» **WHAT IS NEEDED**: Give every line of the material again, exactly as written.

Begin

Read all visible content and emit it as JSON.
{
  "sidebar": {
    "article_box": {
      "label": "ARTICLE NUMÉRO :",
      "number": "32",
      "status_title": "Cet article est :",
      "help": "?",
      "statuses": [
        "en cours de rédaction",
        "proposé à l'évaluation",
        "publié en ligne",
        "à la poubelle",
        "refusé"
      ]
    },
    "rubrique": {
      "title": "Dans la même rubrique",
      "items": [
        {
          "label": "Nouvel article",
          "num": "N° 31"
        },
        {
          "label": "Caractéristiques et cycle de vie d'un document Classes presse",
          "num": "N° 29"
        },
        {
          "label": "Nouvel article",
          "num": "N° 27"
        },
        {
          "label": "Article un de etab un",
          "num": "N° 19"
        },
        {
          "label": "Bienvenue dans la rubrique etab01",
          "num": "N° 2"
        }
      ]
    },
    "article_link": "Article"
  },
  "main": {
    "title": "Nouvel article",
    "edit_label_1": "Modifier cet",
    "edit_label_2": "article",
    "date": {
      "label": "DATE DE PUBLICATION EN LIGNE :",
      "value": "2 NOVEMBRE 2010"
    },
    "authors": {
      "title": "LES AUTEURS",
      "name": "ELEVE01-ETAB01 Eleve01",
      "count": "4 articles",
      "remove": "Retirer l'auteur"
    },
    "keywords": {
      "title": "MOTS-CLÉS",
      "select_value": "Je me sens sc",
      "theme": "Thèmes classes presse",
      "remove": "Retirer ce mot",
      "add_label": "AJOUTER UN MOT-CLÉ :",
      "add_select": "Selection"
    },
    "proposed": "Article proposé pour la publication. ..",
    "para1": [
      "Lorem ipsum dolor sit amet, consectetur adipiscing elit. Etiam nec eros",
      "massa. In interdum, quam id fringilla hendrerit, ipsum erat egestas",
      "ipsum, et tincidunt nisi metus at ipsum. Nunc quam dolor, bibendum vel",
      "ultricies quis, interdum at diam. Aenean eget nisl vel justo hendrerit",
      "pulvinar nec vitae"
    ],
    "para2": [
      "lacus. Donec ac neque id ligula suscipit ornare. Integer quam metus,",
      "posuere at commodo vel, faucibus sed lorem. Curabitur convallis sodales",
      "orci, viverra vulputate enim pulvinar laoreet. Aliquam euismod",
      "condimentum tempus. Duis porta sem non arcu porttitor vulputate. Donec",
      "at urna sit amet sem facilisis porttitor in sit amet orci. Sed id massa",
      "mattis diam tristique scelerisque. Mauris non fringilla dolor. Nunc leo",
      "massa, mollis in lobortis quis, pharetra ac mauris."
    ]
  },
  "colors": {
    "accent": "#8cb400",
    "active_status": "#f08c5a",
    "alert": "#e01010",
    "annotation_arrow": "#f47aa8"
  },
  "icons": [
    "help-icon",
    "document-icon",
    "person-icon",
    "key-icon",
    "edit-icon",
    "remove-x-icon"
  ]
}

End

» **FULL ANSWER**:
Read all visible content and emit it as JSON.
{
  "sidebar": {
    "article_box": {
      "label": "ARTICLE NUMÉRO :",
      "number": "32",
      "status_title": "Cet article est :",
      "help": "?",
      "statuses": [
        "en cours de rédaction",
        "proposé à l'évaluation",
        "publié en ligne",
        "à la poubelle",
        "refusé"
      ]
    },
    "rubrique": {
      "title": "Dans la même rubrique",
      "items": [
        {
          "label": "Nouvel article",
          "num": "N° 31"
        },
        {
          "label": "Caractéristiques et cycle de vie d'un document Classes presse",
          "num": "N° 29"
        },
        {
          "label": "Nouvel article",
          "num": "N° 27"
        },
        {
          "label": "Article un de etab un",
          "num": "N° 19"
        },
        {
          "label": "Bienvenue dans la rubrique etab01",
          "num": "N° 2"
        }
      ]
    },
    "article_link": "Article"
  },
  "main": {
    "title": "Nouvel article",
    "edit_label_1": "Modifier cet",
    "edit_label_2": "article",
    "date": {
      "label": "DATE DE PUBLICATION EN LIGNE :",
      "value": "2 NOVEMBRE 2010"
    },
    "authors": {
      "title": "LES AUTEURS",
      "name": "ELEVE01-ETAB01 Eleve01",
      "count": "4 articles",
      "remove": "Retirer l'auteur"
    },
    "keywords": {
      "title": "MOTS-CLÉS",
      "select_value": "Je me sens sc",
      "theme": "Thèmes classes presse",
      "remove": "Retirer ce mot",
      "add_label": "AJOUTER UN MOT-CLÉ :",
      "add_select": "Selection"
    },
    "proposed": "Article proposé pour la publication. ..",
    "para1": [
      "Lorem ipsum dolor sit amet, consectetur adipiscing elit. Etiam nec eros",
      "massa. In interdum, quam id fringilla hendrerit, ipsum erat egestas",
      "ipsum, et tincidunt nisi metus at ipsum. Nunc quam dolor, bibendum vel",
      "ultricies quis, interdum at diam. Aenean eget nisl vel justo hendrerit",
      "pulvinar nec vitae"
    ],
    "para2": [
      "lacus. Donec ac neque id ligula suscipit ornare. Integer quam metus,",
      "posuere at commodo vel, faucibus sed lorem. Curabitur convallis sodales",
      "orci, viverra vulputate enim pulvinar laoreet. Aliquam euismod",
      "condimentum tempus. Duis porta sem non arcu porttitor vulputate. Donec",
      "at urna sit amet sem facilisis porttitor in sit amet orci. Sed id massa",
      "mattis diam tristique scelerisque. Mauris non fringilla dolor. Nunc leo",
      "massa, mollis in lobortis quis, pharetra ac mauris."
    ]
  },
  "colors": {
    "accent": "#8cb400",
    "active_status": "#f08c5a",
    "alert": "#e01010",
    "annotation_arrow": "#f47aa8"
  },
  "icons": [
    "help-icon",
    "document-icon",
    "person-icon",
    "key-icon",
    "edit-icon",
    "remove-x-icon"
  ]
}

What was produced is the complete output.